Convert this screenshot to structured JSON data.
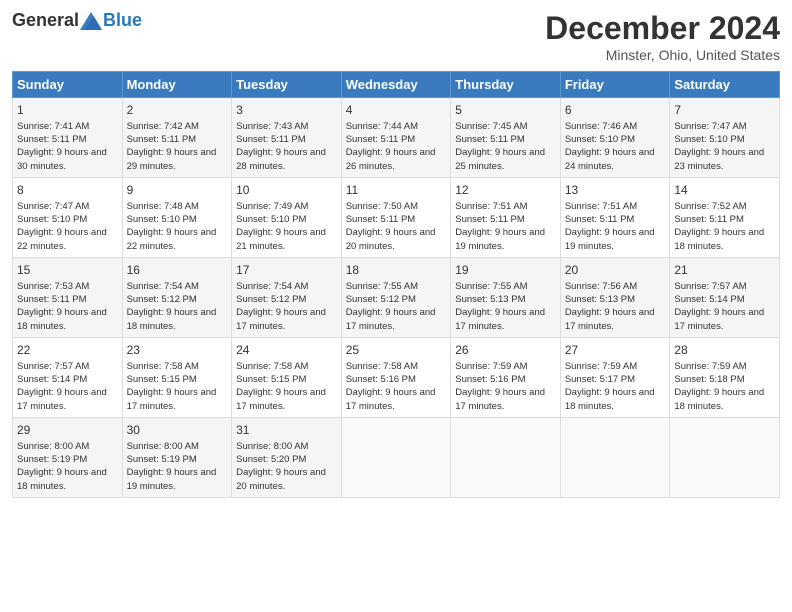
{
  "header": {
    "logo_general": "General",
    "logo_blue": "Blue",
    "month": "December 2024",
    "location": "Minster, Ohio, United States"
  },
  "days_of_week": [
    "Sunday",
    "Monday",
    "Tuesday",
    "Wednesday",
    "Thursday",
    "Friday",
    "Saturday"
  ],
  "weeks": [
    [
      {
        "day": "1",
        "info": "Sunrise: 7:41 AM\nSunset: 5:11 PM\nDaylight: 9 hours and 30 minutes."
      },
      {
        "day": "2",
        "info": "Sunrise: 7:42 AM\nSunset: 5:11 PM\nDaylight: 9 hours and 29 minutes."
      },
      {
        "day": "3",
        "info": "Sunrise: 7:43 AM\nSunset: 5:11 PM\nDaylight: 9 hours and 28 minutes."
      },
      {
        "day": "4",
        "info": "Sunrise: 7:44 AM\nSunset: 5:11 PM\nDaylight: 9 hours and 26 minutes."
      },
      {
        "day": "5",
        "info": "Sunrise: 7:45 AM\nSunset: 5:11 PM\nDaylight: 9 hours and 25 minutes."
      },
      {
        "day": "6",
        "info": "Sunrise: 7:46 AM\nSunset: 5:10 PM\nDaylight: 9 hours and 24 minutes."
      },
      {
        "day": "7",
        "info": "Sunrise: 7:47 AM\nSunset: 5:10 PM\nDaylight: 9 hours and 23 minutes."
      }
    ],
    [
      {
        "day": "8",
        "info": "Sunrise: 7:47 AM\nSunset: 5:10 PM\nDaylight: 9 hours and 22 minutes."
      },
      {
        "day": "9",
        "info": "Sunrise: 7:48 AM\nSunset: 5:10 PM\nDaylight: 9 hours and 22 minutes."
      },
      {
        "day": "10",
        "info": "Sunrise: 7:49 AM\nSunset: 5:10 PM\nDaylight: 9 hours and 21 minutes."
      },
      {
        "day": "11",
        "info": "Sunrise: 7:50 AM\nSunset: 5:11 PM\nDaylight: 9 hours and 20 minutes."
      },
      {
        "day": "12",
        "info": "Sunrise: 7:51 AM\nSunset: 5:11 PM\nDaylight: 9 hours and 19 minutes."
      },
      {
        "day": "13",
        "info": "Sunrise: 7:51 AM\nSunset: 5:11 PM\nDaylight: 9 hours and 19 minutes."
      },
      {
        "day": "14",
        "info": "Sunrise: 7:52 AM\nSunset: 5:11 PM\nDaylight: 9 hours and 18 minutes."
      }
    ],
    [
      {
        "day": "15",
        "info": "Sunrise: 7:53 AM\nSunset: 5:11 PM\nDaylight: 9 hours and 18 minutes."
      },
      {
        "day": "16",
        "info": "Sunrise: 7:54 AM\nSunset: 5:12 PM\nDaylight: 9 hours and 18 minutes."
      },
      {
        "day": "17",
        "info": "Sunrise: 7:54 AM\nSunset: 5:12 PM\nDaylight: 9 hours and 17 minutes."
      },
      {
        "day": "18",
        "info": "Sunrise: 7:55 AM\nSunset: 5:12 PM\nDaylight: 9 hours and 17 minutes."
      },
      {
        "day": "19",
        "info": "Sunrise: 7:55 AM\nSunset: 5:13 PM\nDaylight: 9 hours and 17 minutes."
      },
      {
        "day": "20",
        "info": "Sunrise: 7:56 AM\nSunset: 5:13 PM\nDaylight: 9 hours and 17 minutes."
      },
      {
        "day": "21",
        "info": "Sunrise: 7:57 AM\nSunset: 5:14 PM\nDaylight: 9 hours and 17 minutes."
      }
    ],
    [
      {
        "day": "22",
        "info": "Sunrise: 7:57 AM\nSunset: 5:14 PM\nDaylight: 9 hours and 17 minutes."
      },
      {
        "day": "23",
        "info": "Sunrise: 7:58 AM\nSunset: 5:15 PM\nDaylight: 9 hours and 17 minutes."
      },
      {
        "day": "24",
        "info": "Sunrise: 7:58 AM\nSunset: 5:15 PM\nDaylight: 9 hours and 17 minutes."
      },
      {
        "day": "25",
        "info": "Sunrise: 7:58 AM\nSunset: 5:16 PM\nDaylight: 9 hours and 17 minutes."
      },
      {
        "day": "26",
        "info": "Sunrise: 7:59 AM\nSunset: 5:16 PM\nDaylight: 9 hours and 17 minutes."
      },
      {
        "day": "27",
        "info": "Sunrise: 7:59 AM\nSunset: 5:17 PM\nDaylight: 9 hours and 18 minutes."
      },
      {
        "day": "28",
        "info": "Sunrise: 7:59 AM\nSunset: 5:18 PM\nDaylight: 9 hours and 18 minutes."
      }
    ],
    [
      {
        "day": "29",
        "info": "Sunrise: 8:00 AM\nSunset: 5:19 PM\nDaylight: 9 hours and 18 minutes."
      },
      {
        "day": "30",
        "info": "Sunrise: 8:00 AM\nSunset: 5:19 PM\nDaylight: 9 hours and 19 minutes."
      },
      {
        "day": "31",
        "info": "Sunrise: 8:00 AM\nSunset: 5:20 PM\nDaylight: 9 hours and 20 minutes."
      },
      {
        "day": "",
        "info": ""
      },
      {
        "day": "",
        "info": ""
      },
      {
        "day": "",
        "info": ""
      },
      {
        "day": "",
        "info": ""
      }
    ]
  ]
}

What is being asked: Go through the entries above and output them exactly, without pictures.

Written answer:
Convert this screenshot to structured JSON data.
{
  "header": {
    "logo_general": "General",
    "logo_blue": "Blue",
    "month": "December 2024",
    "location": "Minster, Ohio, United States"
  },
  "days_of_week": [
    "Sunday",
    "Monday",
    "Tuesday",
    "Wednesday",
    "Thursday",
    "Friday",
    "Saturday"
  ],
  "weeks": [
    [
      {
        "day": "1",
        "info": "Sunrise: 7:41 AM\nSunset: 5:11 PM\nDaylight: 9 hours and 30 minutes."
      },
      {
        "day": "2",
        "info": "Sunrise: 7:42 AM\nSunset: 5:11 PM\nDaylight: 9 hours and 29 minutes."
      },
      {
        "day": "3",
        "info": "Sunrise: 7:43 AM\nSunset: 5:11 PM\nDaylight: 9 hours and 28 minutes."
      },
      {
        "day": "4",
        "info": "Sunrise: 7:44 AM\nSunset: 5:11 PM\nDaylight: 9 hours and 26 minutes."
      },
      {
        "day": "5",
        "info": "Sunrise: 7:45 AM\nSunset: 5:11 PM\nDaylight: 9 hours and 25 minutes."
      },
      {
        "day": "6",
        "info": "Sunrise: 7:46 AM\nSunset: 5:10 PM\nDaylight: 9 hours and 24 minutes."
      },
      {
        "day": "7",
        "info": "Sunrise: 7:47 AM\nSunset: 5:10 PM\nDaylight: 9 hours and 23 minutes."
      }
    ],
    [
      {
        "day": "8",
        "info": "Sunrise: 7:47 AM\nSunset: 5:10 PM\nDaylight: 9 hours and 22 minutes."
      },
      {
        "day": "9",
        "info": "Sunrise: 7:48 AM\nSunset: 5:10 PM\nDaylight: 9 hours and 22 minutes."
      },
      {
        "day": "10",
        "info": "Sunrise: 7:49 AM\nSunset: 5:10 PM\nDaylight: 9 hours and 21 minutes."
      },
      {
        "day": "11",
        "info": "Sunrise: 7:50 AM\nSunset: 5:11 PM\nDaylight: 9 hours and 20 minutes."
      },
      {
        "day": "12",
        "info": "Sunrise: 7:51 AM\nSunset: 5:11 PM\nDaylight: 9 hours and 19 minutes."
      },
      {
        "day": "13",
        "info": "Sunrise: 7:51 AM\nSunset: 5:11 PM\nDaylight: 9 hours and 19 minutes."
      },
      {
        "day": "14",
        "info": "Sunrise: 7:52 AM\nSunset: 5:11 PM\nDaylight: 9 hours and 18 minutes."
      }
    ],
    [
      {
        "day": "15",
        "info": "Sunrise: 7:53 AM\nSunset: 5:11 PM\nDaylight: 9 hours and 18 minutes."
      },
      {
        "day": "16",
        "info": "Sunrise: 7:54 AM\nSunset: 5:12 PM\nDaylight: 9 hours and 18 minutes."
      },
      {
        "day": "17",
        "info": "Sunrise: 7:54 AM\nSunset: 5:12 PM\nDaylight: 9 hours and 17 minutes."
      },
      {
        "day": "18",
        "info": "Sunrise: 7:55 AM\nSunset: 5:12 PM\nDaylight: 9 hours and 17 minutes."
      },
      {
        "day": "19",
        "info": "Sunrise: 7:55 AM\nSunset: 5:13 PM\nDaylight: 9 hours and 17 minutes."
      },
      {
        "day": "20",
        "info": "Sunrise: 7:56 AM\nSunset: 5:13 PM\nDaylight: 9 hours and 17 minutes."
      },
      {
        "day": "21",
        "info": "Sunrise: 7:57 AM\nSunset: 5:14 PM\nDaylight: 9 hours and 17 minutes."
      }
    ],
    [
      {
        "day": "22",
        "info": "Sunrise: 7:57 AM\nSunset: 5:14 PM\nDaylight: 9 hours and 17 minutes."
      },
      {
        "day": "23",
        "info": "Sunrise: 7:58 AM\nSunset: 5:15 PM\nDaylight: 9 hours and 17 minutes."
      },
      {
        "day": "24",
        "info": "Sunrise: 7:58 AM\nSunset: 5:15 PM\nDaylight: 9 hours and 17 minutes."
      },
      {
        "day": "25",
        "info": "Sunrise: 7:58 AM\nSunset: 5:16 PM\nDaylight: 9 hours and 17 minutes."
      },
      {
        "day": "26",
        "info": "Sunrise: 7:59 AM\nSunset: 5:16 PM\nDaylight: 9 hours and 17 minutes."
      },
      {
        "day": "27",
        "info": "Sunrise: 7:59 AM\nSunset: 5:17 PM\nDaylight: 9 hours and 18 minutes."
      },
      {
        "day": "28",
        "info": "Sunrise: 7:59 AM\nSunset: 5:18 PM\nDaylight: 9 hours and 18 minutes."
      }
    ],
    [
      {
        "day": "29",
        "info": "Sunrise: 8:00 AM\nSunset: 5:19 PM\nDaylight: 9 hours and 18 minutes."
      },
      {
        "day": "30",
        "info": "Sunrise: 8:00 AM\nSunset: 5:19 PM\nDaylight: 9 hours and 19 minutes."
      },
      {
        "day": "31",
        "info": "Sunrise: 8:00 AM\nSunset: 5:20 PM\nDaylight: 9 hours and 20 minutes."
      },
      {
        "day": "",
        "info": ""
      },
      {
        "day": "",
        "info": ""
      },
      {
        "day": "",
        "info": ""
      },
      {
        "day": "",
        "info": ""
      }
    ]
  ]
}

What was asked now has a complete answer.